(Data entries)
───

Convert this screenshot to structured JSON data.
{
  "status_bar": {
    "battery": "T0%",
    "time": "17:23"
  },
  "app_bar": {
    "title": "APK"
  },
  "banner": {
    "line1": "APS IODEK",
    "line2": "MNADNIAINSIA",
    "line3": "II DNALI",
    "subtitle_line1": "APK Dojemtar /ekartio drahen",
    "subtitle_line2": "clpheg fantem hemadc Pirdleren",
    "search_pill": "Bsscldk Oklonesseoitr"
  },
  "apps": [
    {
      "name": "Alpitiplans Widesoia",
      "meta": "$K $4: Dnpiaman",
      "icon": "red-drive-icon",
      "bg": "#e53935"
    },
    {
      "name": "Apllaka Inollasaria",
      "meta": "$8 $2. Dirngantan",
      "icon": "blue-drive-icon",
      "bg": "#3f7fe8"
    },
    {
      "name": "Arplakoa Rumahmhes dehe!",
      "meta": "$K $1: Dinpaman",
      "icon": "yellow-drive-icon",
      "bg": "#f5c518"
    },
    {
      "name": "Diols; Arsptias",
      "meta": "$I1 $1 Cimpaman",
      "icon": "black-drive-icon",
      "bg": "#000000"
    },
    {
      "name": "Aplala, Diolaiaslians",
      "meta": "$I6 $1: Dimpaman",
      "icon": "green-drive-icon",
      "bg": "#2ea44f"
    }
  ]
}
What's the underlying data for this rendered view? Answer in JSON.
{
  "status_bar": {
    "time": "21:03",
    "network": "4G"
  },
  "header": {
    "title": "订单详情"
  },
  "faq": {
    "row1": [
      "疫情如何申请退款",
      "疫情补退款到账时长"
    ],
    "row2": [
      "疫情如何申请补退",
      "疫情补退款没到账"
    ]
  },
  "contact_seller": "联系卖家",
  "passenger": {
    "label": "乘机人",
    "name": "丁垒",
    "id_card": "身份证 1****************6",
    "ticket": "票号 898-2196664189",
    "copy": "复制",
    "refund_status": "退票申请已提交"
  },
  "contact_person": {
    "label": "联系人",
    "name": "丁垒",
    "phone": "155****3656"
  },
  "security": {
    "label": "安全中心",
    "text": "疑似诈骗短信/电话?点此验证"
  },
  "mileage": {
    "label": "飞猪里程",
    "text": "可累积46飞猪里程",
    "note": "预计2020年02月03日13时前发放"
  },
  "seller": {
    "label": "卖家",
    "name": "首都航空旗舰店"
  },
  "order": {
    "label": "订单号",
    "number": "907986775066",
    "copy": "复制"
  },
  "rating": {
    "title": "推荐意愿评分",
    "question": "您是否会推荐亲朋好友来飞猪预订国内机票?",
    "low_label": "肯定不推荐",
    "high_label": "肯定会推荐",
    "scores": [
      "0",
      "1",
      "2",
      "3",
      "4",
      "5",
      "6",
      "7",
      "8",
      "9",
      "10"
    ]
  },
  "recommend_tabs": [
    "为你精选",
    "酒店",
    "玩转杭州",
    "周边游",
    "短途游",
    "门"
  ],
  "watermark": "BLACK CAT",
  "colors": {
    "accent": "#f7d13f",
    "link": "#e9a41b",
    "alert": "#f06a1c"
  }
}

───

▸ Task brief: Your task is to print all of the records exactly.

▸ The result:
Convert this screenshot to structured JSON data.
{
  "status_bar": {
    "battery": "T0%",
    "time": "17:23"
  },
  "app_bar": {
    "title": "APK"
  },
  "banner": {
    "line1": "APS IODEK",
    "line2": "MNADNIAINSIA",
    "line3": "II DNALI",
    "subtitle_line1": "APK Dojemtar /ekartio drahen",
    "subtitle_line2": "clpheg fantem hemadc Pirdleren",
    "search_pill": "Bsscldk Oklonesseoitr"
  },
  "apps": [
    {
      "name": "Alpitiplans Widesoia",
      "meta": "$K $4: Dnpiaman",
      "icon": "red-drive-icon",
      "bg": "#e53935"
    },
    {
      "name": "Apllaka Inollasaria",
      "meta": "$8 $2. Dirngantan",
      "icon": "blue-drive-icon",
      "bg": "#3f7fe8"
    },
    {
      "name": "Arplakoa Rumahmhes dehe!",
      "meta": "$K $1: Dinpaman",
      "icon": "yellow-drive-icon",
      "bg": "#f5c518"
    },
    {
      "name": "Diols; Arsptias",
      "meta": "$I1 $1 Cimpaman",
      "icon": "black-drive-icon",
      "bg": "#000000"
    },
    {
      "name": "Aplala, Diolaiaslians",
      "meta": "$I6 $1: Dimpaman",
      "icon": "green-drive-icon",
      "bg": "#2ea44f"
    }
  ]
}
What's the underlying data for this rendered view? Answer in JSON.
{
  "status_bar": {
    "time": "21:03",
    "network": "4G"
  },
  "header": {
    "title": "订单详情"
  },
  "faq": {
    "row1": [
      "疫情如何申请退款",
      "疫情补退款到账时长"
    ],
    "row2": [
      "疫情如何申请补退",
      "疫情补退款没到账"
    ]
  },
  "contact_seller": "联系卖家",
  "passenger": {
    "label": "乘机人",
    "name": "丁垒",
    "id_card": "身份证 1****************6",
    "ticket": "票号 898-2196664189",
    "copy": "复制",
    "refund_status": "退票申请已提交"
  },
  "contact_person": {
    "label": "联系人",
    "name": "丁垒",
    "phone": "155****3656"
  },
  "security": {
    "label": "安全中心",
    "text": "疑似诈骗短信/电话?点此验证"
  },
  "mileage": {
    "label": "飞猪里程",
    "text": "可累积46飞猪里程",
    "note": "预计2020年02月03日13时前发放"
  },
  "seller": {
    "label": "卖家",
    "name": "首都航空旗舰店"
  },
  "order": {
    "label": "订单号",
    "number": "907986775066",
    "copy": "复制"
  },
  "rating": {
    "title": "推荐意愿评分",
    "question": "您是否会推荐亲朋好友来飞猪预订国内机票?",
    "low_label": "肯定不推荐",
    "high_label": "肯定会推荐",
    "scores": [
      "0",
      "1",
      "2",
      "3",
      "4",
      "5",
      "6",
      "7",
      "8",
      "9",
      "10"
    ]
  },
  "recommend_tabs": [
    "为你精选",
    "酒店",
    "玩转杭州",
    "周边游",
    "短途游",
    "门"
  ],
  "watermark": "BLACK CAT",
  "colors": {
    "accent": "#f7d13f",
    "link": "#e9a41b",
    "alert": "#f06a1c"
  }
}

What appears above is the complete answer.